[start SOURCE DATA]

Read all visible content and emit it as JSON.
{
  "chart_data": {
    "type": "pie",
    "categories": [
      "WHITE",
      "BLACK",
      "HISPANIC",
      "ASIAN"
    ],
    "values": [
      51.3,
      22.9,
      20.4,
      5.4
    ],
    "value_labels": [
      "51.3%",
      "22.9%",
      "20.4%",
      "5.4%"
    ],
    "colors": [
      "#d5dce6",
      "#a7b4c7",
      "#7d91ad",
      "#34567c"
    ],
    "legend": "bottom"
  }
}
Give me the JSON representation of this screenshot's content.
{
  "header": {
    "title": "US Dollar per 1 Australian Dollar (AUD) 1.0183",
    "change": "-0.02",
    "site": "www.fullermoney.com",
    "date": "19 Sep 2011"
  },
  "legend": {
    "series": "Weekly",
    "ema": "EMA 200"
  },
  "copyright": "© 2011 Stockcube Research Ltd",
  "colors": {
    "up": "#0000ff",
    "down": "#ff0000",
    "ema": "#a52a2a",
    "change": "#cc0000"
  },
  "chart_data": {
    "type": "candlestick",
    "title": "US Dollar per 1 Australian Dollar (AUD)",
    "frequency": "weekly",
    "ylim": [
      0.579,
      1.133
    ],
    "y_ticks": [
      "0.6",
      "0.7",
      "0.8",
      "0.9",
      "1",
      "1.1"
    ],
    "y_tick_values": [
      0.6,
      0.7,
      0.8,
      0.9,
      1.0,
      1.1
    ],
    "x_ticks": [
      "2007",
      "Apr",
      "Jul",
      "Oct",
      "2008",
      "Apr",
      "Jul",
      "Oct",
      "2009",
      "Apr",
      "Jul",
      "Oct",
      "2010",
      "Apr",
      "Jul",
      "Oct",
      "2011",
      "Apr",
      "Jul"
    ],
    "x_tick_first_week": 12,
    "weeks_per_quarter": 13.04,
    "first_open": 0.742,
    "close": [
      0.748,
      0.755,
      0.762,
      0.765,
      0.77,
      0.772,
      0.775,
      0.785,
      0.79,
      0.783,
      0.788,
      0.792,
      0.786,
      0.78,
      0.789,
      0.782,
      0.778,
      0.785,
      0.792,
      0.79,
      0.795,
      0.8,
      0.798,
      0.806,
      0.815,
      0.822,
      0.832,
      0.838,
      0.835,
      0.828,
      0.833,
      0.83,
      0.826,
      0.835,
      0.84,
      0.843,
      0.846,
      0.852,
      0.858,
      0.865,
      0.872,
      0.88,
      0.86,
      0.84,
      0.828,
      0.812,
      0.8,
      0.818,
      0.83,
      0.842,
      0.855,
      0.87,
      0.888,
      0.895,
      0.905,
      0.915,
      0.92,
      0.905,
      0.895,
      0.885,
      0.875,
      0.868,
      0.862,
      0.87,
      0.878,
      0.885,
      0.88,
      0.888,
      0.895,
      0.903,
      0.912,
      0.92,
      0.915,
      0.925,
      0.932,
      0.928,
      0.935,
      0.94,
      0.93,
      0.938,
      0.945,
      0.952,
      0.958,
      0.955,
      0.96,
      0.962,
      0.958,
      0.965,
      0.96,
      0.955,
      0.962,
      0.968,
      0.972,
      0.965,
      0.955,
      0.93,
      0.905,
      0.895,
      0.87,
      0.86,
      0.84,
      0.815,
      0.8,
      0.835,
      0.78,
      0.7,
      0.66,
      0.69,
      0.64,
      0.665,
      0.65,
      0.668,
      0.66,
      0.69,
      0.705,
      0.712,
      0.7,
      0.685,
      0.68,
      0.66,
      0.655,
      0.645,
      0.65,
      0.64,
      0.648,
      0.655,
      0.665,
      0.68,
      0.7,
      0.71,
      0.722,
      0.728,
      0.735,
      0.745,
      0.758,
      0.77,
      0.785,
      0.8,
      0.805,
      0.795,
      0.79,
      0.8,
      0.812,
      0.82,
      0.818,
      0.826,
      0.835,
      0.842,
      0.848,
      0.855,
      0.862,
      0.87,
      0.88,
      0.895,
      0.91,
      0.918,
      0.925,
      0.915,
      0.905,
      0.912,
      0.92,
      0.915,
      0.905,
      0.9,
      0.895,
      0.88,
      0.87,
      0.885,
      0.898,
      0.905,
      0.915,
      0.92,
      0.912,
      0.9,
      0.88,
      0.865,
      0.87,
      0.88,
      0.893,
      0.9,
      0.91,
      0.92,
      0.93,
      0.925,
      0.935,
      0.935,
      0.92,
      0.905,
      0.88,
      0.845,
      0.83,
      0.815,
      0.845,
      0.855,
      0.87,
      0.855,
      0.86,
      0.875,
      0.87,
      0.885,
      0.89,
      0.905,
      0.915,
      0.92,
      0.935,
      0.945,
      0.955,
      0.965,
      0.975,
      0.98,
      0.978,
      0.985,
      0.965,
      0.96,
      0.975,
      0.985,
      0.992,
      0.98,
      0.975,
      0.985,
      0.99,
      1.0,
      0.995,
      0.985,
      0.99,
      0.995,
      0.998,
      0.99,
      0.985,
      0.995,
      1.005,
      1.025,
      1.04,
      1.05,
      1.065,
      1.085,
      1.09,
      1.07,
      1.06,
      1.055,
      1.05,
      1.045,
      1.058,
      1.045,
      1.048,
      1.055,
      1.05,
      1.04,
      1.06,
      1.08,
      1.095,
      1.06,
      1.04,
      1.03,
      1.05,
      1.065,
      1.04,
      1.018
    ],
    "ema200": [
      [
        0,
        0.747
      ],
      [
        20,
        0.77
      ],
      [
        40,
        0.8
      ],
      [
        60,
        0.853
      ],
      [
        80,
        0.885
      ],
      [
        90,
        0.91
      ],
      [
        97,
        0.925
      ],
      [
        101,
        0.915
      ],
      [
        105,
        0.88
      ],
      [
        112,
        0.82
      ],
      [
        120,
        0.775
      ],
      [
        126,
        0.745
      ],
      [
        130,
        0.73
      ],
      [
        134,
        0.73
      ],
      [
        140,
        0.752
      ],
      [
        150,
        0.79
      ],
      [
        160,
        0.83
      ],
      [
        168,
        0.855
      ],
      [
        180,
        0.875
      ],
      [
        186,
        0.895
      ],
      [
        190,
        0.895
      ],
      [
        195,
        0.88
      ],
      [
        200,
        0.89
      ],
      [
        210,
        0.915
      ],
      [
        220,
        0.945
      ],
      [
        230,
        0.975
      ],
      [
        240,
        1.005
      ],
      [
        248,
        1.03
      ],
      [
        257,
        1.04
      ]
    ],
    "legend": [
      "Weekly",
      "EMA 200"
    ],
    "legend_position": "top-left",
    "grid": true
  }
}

[end SOURCE DATA]

- **DIRECTIVE**: Pull out all lines containing the word "Australian" from the entries above.

- **FINISHED TASK**:
    "title": "US Dollar per 1 Australian Dollar (AUD) 1.0183",
    "title": "US Dollar per 1 Australian Dollar (AUD)",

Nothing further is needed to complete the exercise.